RECORDS SHOWN.
================

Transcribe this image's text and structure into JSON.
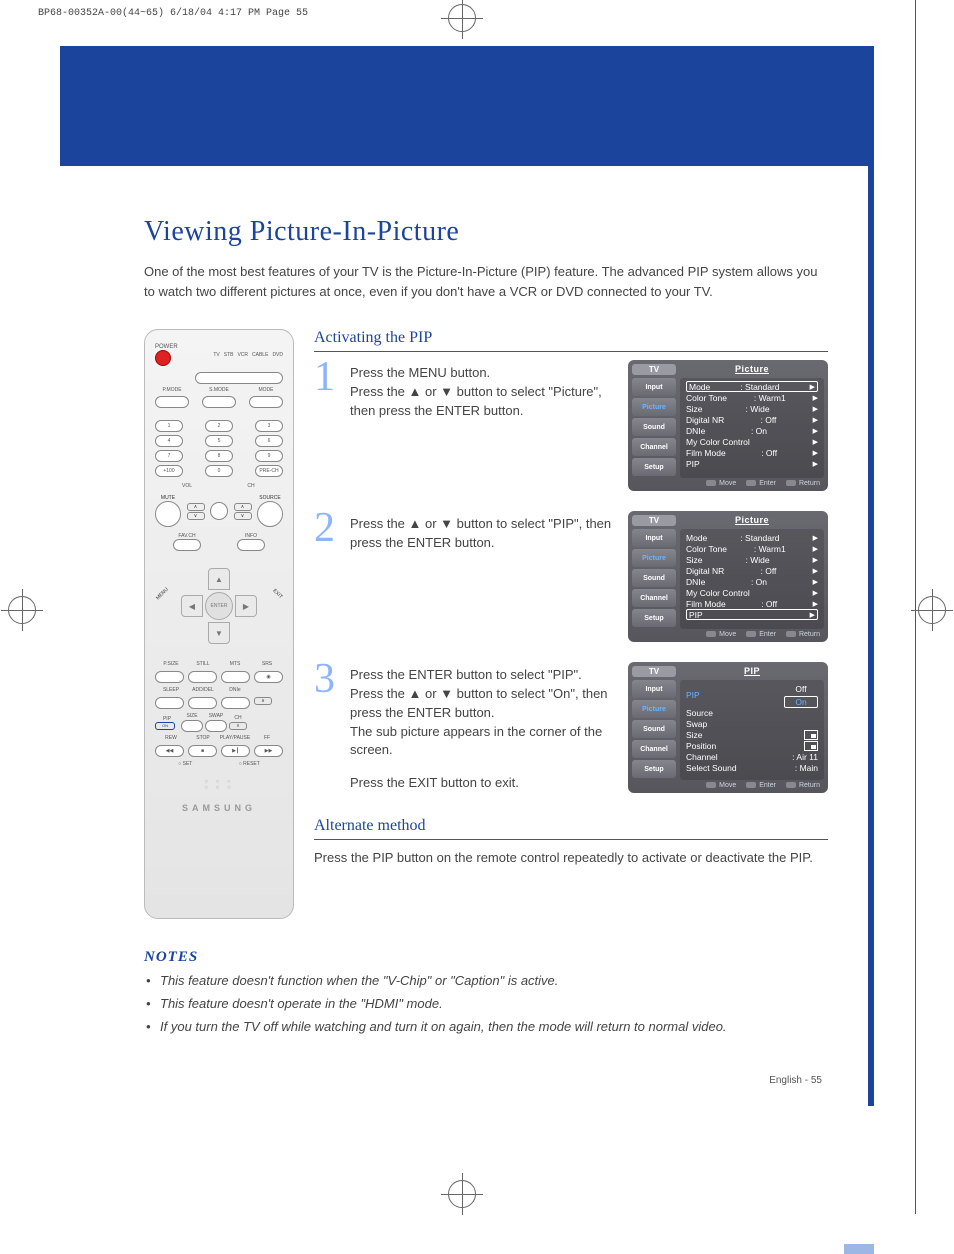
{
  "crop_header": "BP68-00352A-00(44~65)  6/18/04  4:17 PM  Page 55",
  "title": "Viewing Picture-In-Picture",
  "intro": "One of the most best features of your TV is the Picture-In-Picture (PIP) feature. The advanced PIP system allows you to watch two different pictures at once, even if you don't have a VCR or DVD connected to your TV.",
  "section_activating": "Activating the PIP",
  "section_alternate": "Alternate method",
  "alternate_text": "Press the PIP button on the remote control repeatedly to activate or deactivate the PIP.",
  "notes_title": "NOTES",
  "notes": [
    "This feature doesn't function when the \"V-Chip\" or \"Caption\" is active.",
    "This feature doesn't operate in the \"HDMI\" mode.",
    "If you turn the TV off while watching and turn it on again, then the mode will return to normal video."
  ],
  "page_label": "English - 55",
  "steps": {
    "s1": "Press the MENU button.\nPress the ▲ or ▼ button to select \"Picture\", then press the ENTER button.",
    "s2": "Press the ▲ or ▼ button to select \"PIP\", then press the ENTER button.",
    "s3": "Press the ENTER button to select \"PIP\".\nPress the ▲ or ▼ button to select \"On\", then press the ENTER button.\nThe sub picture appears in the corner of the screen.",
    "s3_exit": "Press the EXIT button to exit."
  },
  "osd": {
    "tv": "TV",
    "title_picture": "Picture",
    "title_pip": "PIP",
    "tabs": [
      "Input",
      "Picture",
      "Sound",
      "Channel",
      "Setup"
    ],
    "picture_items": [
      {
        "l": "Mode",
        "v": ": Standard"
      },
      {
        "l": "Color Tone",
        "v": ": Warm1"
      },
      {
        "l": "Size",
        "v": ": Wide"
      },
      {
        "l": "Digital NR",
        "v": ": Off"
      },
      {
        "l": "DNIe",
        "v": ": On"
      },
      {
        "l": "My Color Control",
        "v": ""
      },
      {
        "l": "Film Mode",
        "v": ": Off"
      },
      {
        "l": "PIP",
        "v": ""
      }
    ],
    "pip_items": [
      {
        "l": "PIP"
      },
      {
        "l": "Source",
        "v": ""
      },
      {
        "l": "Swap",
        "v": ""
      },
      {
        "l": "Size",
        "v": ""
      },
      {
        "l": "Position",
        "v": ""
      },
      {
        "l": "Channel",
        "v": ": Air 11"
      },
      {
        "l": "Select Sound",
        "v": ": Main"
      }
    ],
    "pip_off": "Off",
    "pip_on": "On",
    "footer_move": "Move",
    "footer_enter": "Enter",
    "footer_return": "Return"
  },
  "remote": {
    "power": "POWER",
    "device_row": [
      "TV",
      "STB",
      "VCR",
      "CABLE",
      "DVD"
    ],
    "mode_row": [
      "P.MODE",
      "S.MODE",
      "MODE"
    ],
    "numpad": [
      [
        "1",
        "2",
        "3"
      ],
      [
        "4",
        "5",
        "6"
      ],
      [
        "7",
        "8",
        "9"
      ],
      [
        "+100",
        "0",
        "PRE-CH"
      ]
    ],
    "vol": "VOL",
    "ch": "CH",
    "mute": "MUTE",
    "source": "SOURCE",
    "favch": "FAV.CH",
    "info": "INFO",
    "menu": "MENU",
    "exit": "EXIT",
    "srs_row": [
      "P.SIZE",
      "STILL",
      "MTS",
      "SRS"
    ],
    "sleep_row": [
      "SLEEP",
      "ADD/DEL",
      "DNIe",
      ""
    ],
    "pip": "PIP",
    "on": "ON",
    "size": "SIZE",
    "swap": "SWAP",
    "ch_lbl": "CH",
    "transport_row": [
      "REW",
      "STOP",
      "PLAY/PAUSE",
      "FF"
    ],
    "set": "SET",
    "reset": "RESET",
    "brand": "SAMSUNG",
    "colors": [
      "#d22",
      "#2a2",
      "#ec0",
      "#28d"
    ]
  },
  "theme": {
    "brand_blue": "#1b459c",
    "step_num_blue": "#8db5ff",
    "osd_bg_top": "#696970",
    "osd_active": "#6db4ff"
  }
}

================

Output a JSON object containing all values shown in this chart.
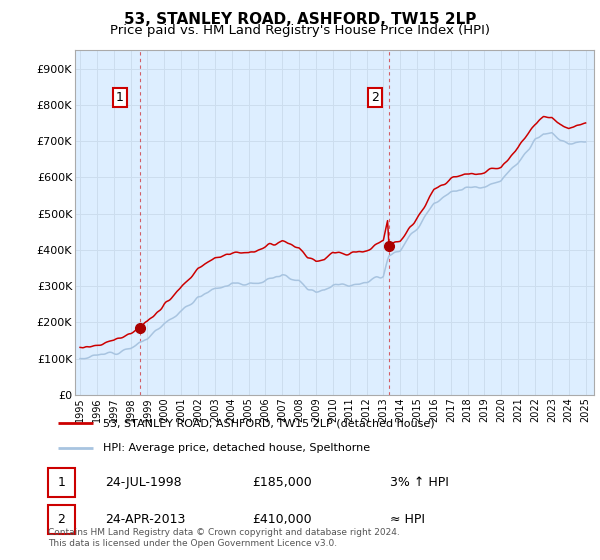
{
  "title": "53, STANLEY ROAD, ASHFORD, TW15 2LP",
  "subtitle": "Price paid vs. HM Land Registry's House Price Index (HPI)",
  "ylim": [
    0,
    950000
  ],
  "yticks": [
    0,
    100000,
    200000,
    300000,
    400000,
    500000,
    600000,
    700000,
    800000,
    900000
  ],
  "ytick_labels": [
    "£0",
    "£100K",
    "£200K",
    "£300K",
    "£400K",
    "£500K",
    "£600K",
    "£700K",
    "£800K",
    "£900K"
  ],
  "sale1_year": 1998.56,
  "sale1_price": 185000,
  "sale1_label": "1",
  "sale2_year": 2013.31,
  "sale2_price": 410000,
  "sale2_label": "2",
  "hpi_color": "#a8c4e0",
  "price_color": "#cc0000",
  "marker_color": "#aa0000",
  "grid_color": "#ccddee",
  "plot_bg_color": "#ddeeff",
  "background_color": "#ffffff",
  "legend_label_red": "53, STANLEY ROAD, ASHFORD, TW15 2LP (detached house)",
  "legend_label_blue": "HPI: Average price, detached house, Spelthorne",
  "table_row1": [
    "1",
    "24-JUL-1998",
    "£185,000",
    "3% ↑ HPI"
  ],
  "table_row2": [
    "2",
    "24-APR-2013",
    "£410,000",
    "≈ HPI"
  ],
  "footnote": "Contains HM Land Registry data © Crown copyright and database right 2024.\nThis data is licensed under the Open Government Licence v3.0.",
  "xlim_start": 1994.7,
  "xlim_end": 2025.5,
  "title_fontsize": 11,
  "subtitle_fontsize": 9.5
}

================

EXERCISE DESCRIPTION. Copy every line above that holds the word "feature".

RESULT OF THIS TASK.
  "intro": "One of the most best features of your TV is the Picture-In-Picture (PIP) feature. The advanced PIP system allows you to watch two different pictures at once, even if you don't have a VCR or DVD connected to your TV.",
    "This feature doesn't function when the \"V-Chip\" or \"Caption\" is active.",
    "This feature doesn't operate in the \"HDMI\" mode.",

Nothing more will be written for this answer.